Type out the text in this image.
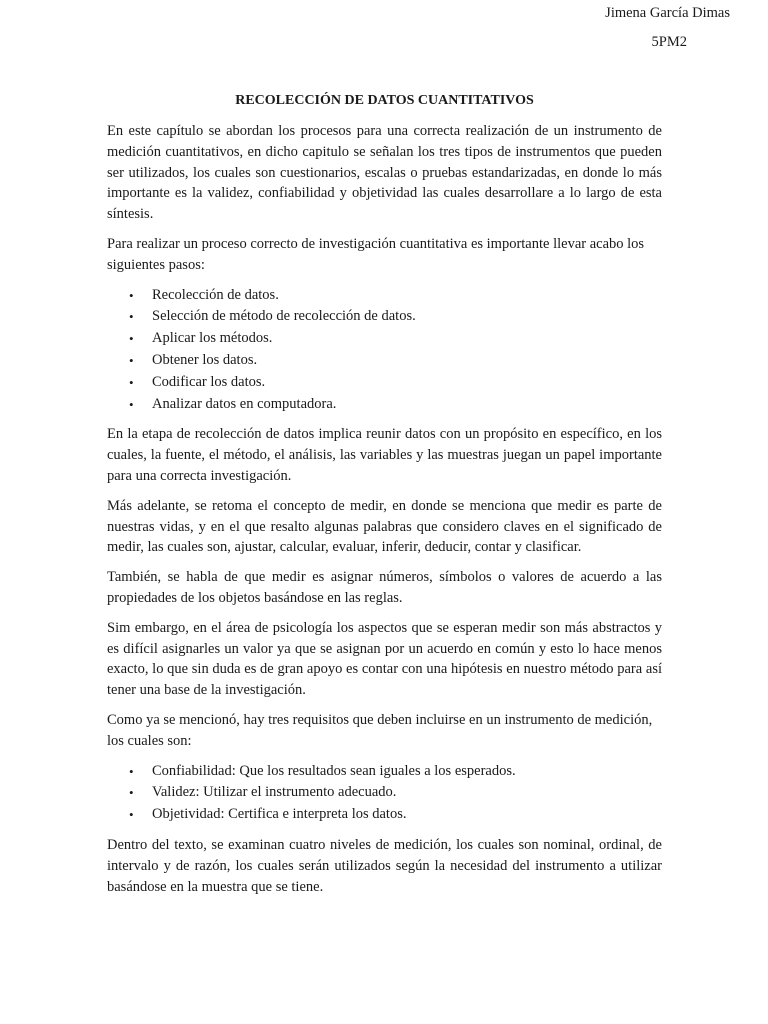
Jimena García Dimas
5PM2
RECOLECCIÓN DE DATOS CUANTITATIVOS

En este capítulo se abordan los procesos para una correcta realización de un instrumento de medición cuantitativos, en dicho capitulo se señalan los tres tipos de instrumentos que pueden ser utilizados, los cuales son cuestionarios, escalas o pruebas estandarizadas, en donde lo más importante es la validez, confiabilidad y objetividad las cuales desarrollare a lo largo de esta síntesis.

Para realizar un proceso correcto de investigación cuantitativa es importante llevar acabo los siguientes pasos:

• Recolección de datos.
• Selección de método de recolección de datos.
• Aplicar los métodos.
• Obtener los datos.
• Codificar los datos.
• Analizar datos en computadora.

En la etapa de recolección de datos implica reunir datos con un propósito en específico, en los cuales, la fuente, el método, el análisis, las variables y las muestras juegan un papel importante para una correcta investigación.

Más adelante, se retoma el concepto de medir, en donde se menciona que medir es parte de nuestras vidas, y en el que resalto algunas palabras que considero claves en el significado de medir, las cuales son, ajustar, calcular, evaluar, inferir, deducir, contar y clasificar.

También, se habla de que medir es asignar números, símbolos o valores de acuerdo a las propiedades de los objetos basándose en las reglas.

Sim embargo, en el área de psicología los aspectos que se esperan medir son más abstractos y es difícil asignarles un valor ya que se asignan por un acuerdo en común y esto lo hace menos exacto, lo que sin duda es de gran apoyo es contar con una hipótesis en nuestro método para así tener una base de la investigación.

Como ya se mencionó, hay tres requisitos que deben incluirse en un instrumento de medición, los cuales son:

• Confiabilidad: Que los resultados sean iguales a los esperados.
• Validez: Utilizar el instrumento adecuado.
• Objetividad: Certifica e interpreta los datos.

Dentro del texto, se examinan cuatro niveles de medición, los cuales son nominal, ordinal, de intervalo y de razón, los cuales serán utilizados según la necesidad del instrumento a utilizar basándose en la muestra que se tiene.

════

## OBJECTIVE
Reproduce every record above exactly, omitting the pictures.

## REPLY
Type out the text in this image.
Jimena García Dimas
5PM2
RECOLECCIÓN DE DATOS CUANTITATIVOS

En este capítulo se abordan los procesos para una correcta realización de un instrumento de medición cuantitativos, en dicho capitulo se señalan los tres tipos de instrumentos que pueden ser utilizados, los cuales son cuestionarios, escalas o pruebas estandarizadas, en donde lo más importante es la validez, confiabilidad y objetividad las cuales desarrollare a lo largo de esta síntesis.

Para realizar un proceso correcto de investigación cuantitativa es importante llevar acabo los siguientes pasos:

• Recolección de datos.
• Selección de método de recolección de datos.
• Aplicar los métodos.
• Obtener los datos.
• Codificar los datos.
• Analizar datos en computadora.

En la etapa de recolección de datos implica reunir datos con un propósito en específico, en los cuales, la fuente, el método, el análisis, las variables y las muestras juegan un papel importante para una correcta investigación.

Más adelante, se retoma el concepto de medir, en donde se menciona que medir es parte de nuestras vidas, y en el que resalto algunas palabras que considero claves en el significado de medir, las cuales son, ajustar, calcular, evaluar, inferir, deducir, contar y clasificar.

También, se habla de que medir es asignar números, símbolos o valores de acuerdo a las propiedades de los objetos basándose en las reglas.

Sim embargo, en el área de psicología los aspectos que se esperan medir son más abstractos y es difícil asignarles un valor ya que se asignan por un acuerdo en común y esto lo hace menos exacto, lo que sin duda es de gran apoyo es contar con una hipótesis en nuestro método para así tener una base de la investigación.

Como ya se mencionó, hay tres requisitos que deben incluirse en un instrumento de medición, los cuales son:

• Confiabilidad: Que los resultados sean iguales a los esperados.
• Validez: Utilizar el instrumento adecuado.
• Objetividad: Certifica e interpreta los datos.

Dentro del texto, se examinan cuatro niveles de medición, los cuales son nominal, ordinal, de intervalo y de razón, los cuales serán utilizados según la necesidad del instrumento a utilizar basándose en la muestra que se tiene.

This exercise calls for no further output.